* Rows from a figure dataset:
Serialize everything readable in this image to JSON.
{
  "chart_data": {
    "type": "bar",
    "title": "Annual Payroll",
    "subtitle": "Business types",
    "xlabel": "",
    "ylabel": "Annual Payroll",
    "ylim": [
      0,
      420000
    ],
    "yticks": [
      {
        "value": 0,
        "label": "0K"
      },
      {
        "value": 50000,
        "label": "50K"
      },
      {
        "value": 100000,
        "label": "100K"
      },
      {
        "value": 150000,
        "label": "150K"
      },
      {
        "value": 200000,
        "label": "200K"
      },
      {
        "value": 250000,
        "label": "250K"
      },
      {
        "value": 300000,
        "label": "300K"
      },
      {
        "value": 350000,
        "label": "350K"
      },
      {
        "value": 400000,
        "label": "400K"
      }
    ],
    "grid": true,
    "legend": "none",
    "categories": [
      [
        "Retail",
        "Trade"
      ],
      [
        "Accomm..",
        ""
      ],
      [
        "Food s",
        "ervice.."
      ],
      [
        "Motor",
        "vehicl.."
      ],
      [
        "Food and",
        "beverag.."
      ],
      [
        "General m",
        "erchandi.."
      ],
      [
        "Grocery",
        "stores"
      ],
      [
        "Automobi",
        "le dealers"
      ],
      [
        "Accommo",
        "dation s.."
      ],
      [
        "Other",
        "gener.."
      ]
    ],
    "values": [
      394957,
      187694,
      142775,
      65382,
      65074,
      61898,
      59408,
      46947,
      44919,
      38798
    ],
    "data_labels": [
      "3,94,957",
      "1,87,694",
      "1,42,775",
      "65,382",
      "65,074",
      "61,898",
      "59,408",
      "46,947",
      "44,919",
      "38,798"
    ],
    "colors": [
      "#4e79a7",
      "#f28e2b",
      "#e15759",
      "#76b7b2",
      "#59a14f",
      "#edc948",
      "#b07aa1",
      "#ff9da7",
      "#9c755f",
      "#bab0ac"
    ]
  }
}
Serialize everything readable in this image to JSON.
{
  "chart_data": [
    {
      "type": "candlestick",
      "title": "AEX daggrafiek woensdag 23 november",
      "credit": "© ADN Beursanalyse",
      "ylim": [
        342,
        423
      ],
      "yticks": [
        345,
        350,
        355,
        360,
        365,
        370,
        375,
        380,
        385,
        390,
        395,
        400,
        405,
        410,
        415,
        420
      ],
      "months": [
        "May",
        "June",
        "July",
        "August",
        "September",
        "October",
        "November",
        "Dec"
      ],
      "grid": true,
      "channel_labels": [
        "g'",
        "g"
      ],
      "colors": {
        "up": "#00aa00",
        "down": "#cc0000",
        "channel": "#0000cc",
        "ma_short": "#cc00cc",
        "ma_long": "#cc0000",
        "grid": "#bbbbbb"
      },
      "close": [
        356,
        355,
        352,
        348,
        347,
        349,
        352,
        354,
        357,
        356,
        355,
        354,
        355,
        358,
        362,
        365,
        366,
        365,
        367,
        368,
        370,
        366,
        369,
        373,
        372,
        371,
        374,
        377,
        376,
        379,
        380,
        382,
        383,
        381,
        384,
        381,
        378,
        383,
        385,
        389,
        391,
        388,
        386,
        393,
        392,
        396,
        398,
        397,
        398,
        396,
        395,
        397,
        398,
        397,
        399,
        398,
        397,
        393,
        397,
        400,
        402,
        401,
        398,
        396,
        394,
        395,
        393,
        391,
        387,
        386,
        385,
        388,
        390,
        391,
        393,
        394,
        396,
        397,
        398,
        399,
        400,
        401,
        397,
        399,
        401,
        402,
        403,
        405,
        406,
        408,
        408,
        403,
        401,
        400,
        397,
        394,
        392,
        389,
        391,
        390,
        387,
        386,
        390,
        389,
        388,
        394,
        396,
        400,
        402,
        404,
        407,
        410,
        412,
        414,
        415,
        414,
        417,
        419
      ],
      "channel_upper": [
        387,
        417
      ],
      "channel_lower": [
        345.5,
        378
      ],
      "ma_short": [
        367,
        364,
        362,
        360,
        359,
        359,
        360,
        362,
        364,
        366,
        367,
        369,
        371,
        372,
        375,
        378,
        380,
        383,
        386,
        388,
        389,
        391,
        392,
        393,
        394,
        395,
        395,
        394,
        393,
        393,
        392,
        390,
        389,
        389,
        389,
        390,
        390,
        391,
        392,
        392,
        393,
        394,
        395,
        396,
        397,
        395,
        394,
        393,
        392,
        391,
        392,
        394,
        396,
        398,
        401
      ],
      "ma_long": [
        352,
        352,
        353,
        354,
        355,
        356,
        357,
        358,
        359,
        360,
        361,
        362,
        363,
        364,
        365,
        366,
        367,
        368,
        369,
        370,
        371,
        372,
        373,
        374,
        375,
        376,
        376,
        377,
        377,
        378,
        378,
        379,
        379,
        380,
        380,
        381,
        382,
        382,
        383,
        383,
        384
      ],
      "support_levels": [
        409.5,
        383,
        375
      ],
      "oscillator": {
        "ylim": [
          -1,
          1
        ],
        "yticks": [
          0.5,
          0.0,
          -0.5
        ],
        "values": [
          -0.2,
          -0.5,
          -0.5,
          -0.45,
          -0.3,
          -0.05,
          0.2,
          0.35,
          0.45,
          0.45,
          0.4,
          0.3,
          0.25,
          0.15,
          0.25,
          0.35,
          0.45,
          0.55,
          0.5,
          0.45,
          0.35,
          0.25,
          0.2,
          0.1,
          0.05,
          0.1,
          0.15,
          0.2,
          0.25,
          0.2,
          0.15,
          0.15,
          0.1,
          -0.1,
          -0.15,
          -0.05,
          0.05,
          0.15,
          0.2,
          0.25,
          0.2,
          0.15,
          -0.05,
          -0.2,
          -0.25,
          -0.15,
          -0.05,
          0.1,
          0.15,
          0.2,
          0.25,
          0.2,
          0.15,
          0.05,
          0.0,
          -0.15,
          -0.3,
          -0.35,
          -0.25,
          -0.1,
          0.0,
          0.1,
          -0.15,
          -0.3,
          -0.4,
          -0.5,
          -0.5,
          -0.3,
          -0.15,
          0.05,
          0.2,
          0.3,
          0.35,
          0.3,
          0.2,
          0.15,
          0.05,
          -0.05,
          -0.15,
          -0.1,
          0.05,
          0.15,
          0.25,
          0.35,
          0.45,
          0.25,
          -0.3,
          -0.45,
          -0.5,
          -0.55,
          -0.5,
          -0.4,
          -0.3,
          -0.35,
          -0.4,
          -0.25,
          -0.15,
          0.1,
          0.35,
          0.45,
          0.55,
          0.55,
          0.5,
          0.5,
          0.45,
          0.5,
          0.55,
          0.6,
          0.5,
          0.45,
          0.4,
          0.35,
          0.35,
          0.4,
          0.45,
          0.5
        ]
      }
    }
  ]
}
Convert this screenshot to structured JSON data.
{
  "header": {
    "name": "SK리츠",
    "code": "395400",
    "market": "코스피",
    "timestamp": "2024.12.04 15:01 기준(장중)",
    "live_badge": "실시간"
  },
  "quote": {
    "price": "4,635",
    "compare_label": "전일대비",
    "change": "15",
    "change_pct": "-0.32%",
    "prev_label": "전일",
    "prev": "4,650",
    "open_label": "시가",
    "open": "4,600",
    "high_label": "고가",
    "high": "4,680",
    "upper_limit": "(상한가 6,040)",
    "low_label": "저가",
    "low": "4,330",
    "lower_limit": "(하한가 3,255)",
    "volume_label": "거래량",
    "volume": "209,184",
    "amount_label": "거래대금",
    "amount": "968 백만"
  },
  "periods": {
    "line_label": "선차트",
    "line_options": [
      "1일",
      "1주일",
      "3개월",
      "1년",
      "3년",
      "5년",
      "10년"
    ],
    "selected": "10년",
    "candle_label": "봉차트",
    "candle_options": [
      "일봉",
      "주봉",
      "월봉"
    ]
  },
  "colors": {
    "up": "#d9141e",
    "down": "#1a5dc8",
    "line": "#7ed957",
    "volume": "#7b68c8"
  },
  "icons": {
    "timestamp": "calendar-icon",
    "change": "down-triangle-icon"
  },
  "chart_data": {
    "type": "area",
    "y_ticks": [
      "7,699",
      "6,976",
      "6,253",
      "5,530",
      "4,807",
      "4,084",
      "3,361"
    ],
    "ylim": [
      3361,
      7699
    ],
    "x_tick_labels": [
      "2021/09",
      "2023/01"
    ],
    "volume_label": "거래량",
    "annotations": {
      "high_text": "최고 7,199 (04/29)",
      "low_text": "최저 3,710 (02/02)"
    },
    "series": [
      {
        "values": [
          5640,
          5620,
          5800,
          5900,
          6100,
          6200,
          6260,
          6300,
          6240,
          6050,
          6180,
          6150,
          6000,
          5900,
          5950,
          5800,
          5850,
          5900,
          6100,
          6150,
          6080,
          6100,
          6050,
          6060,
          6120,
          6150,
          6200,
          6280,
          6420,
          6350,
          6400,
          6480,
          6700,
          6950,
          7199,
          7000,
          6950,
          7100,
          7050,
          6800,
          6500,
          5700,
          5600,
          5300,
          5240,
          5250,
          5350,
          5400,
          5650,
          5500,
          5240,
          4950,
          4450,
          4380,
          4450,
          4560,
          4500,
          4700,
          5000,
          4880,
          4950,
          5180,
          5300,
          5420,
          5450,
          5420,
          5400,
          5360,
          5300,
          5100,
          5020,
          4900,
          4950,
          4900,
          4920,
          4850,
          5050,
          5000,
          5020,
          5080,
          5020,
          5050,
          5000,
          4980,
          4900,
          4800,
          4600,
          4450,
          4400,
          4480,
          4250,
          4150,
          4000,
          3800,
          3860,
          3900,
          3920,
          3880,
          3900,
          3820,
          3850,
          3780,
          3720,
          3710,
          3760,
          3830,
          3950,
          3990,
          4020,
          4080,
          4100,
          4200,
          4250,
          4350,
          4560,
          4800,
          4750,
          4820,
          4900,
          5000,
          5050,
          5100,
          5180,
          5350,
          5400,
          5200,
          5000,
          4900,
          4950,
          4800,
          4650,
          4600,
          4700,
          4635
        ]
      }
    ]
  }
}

* TASK:
Look through the entries above; copy each line where the string "Payroll" appears.

* FINISHED TASK:
    "title": "Annual Payroll",
    "ylabel": "Annual Payroll",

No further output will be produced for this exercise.